-- YOUR INSTRUCTIONS --
Reproduce each line of the items below without changing anything.
----- RECORDS FOR THE TASK -----
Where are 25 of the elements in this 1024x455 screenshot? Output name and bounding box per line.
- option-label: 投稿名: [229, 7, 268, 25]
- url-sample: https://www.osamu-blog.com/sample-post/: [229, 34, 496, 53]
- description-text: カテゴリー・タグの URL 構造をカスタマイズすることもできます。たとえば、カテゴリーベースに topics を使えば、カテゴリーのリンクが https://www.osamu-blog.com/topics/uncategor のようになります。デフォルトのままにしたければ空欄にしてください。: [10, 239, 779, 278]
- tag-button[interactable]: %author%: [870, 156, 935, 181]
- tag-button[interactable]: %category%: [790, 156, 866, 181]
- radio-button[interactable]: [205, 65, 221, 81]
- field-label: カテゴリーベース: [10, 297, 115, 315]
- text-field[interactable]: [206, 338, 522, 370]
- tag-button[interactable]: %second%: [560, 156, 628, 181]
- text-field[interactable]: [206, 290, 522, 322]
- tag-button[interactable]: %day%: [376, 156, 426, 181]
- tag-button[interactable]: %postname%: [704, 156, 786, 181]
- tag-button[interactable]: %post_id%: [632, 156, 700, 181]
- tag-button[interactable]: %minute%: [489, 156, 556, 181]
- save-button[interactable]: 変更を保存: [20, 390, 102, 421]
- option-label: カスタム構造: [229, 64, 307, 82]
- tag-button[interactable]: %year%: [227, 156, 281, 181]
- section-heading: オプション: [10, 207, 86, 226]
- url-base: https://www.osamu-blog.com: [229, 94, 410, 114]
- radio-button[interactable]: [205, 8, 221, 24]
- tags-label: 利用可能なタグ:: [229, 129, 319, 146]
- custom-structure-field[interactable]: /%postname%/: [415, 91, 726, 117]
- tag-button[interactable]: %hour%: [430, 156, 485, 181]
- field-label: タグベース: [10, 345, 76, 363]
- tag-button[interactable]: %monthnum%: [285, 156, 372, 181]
-----
-- COMPLETE OUTPUT --
Where are 25 of the elements in this 1024x455 screenshot? Output name and bounding box per line.
- option-label: 投稿名: [229, 7, 268, 25]
- url-sample: https://www.osamu-blog.com/sample-post/: [229, 34, 496, 53]
- description-text: カテゴリー・タグの URL 構造をカスタマイズすることもできます。たとえば、カテゴリーベースに topics を使えば、カテゴリーのリンクが https://www.osamu-blog.com/topics/uncategor のようになります。デフォルトのままにしたければ空欄にしてください。: [10, 239, 779, 278]
- tag-button[interactable]: %author%: [870, 156, 935, 181]
- tag-button[interactable]: %category%: [790, 156, 866, 181]
- radio-button[interactable]: [205, 65, 221, 81]
- field-label: カテゴリーベース: [10, 297, 115, 315]
- text-field[interactable]: [206, 338, 522, 370]
- tag-button[interactable]: %second%: [560, 156, 628, 181]
- text-field[interactable]: [206, 290, 522, 322]
- tag-button[interactable]: %day%: [376, 156, 426, 181]
- tag-button[interactable]: %postname%: [704, 156, 786, 181]
- tag-button[interactable]: %post_id%: [632, 156, 700, 181]
- tag-button[interactable]: %minute%: [489, 156, 556, 181]
- save-button[interactable]: 変更を保存: [20, 390, 102, 421]
- option-label: カスタム構造: [229, 64, 307, 82]
- tag-button[interactable]: %year%: [227, 156, 281, 181]
- section-heading: オプション: [10, 207, 86, 226]
- url-base: https://www.osamu-blog.com: [229, 94, 410, 114]
- radio-button[interactable]: [205, 8, 221, 24]
- tags-label: 利用可能なタグ:: [229, 129, 319, 146]
- custom-structure-field[interactable]: /%postname%/: [415, 91, 726, 117]
- tag-button[interactable]: %hour%: [430, 156, 485, 181]
- field-label: タグベース: [10, 345, 76, 363]
- tag-button[interactable]: %monthnum%: [285, 156, 372, 181]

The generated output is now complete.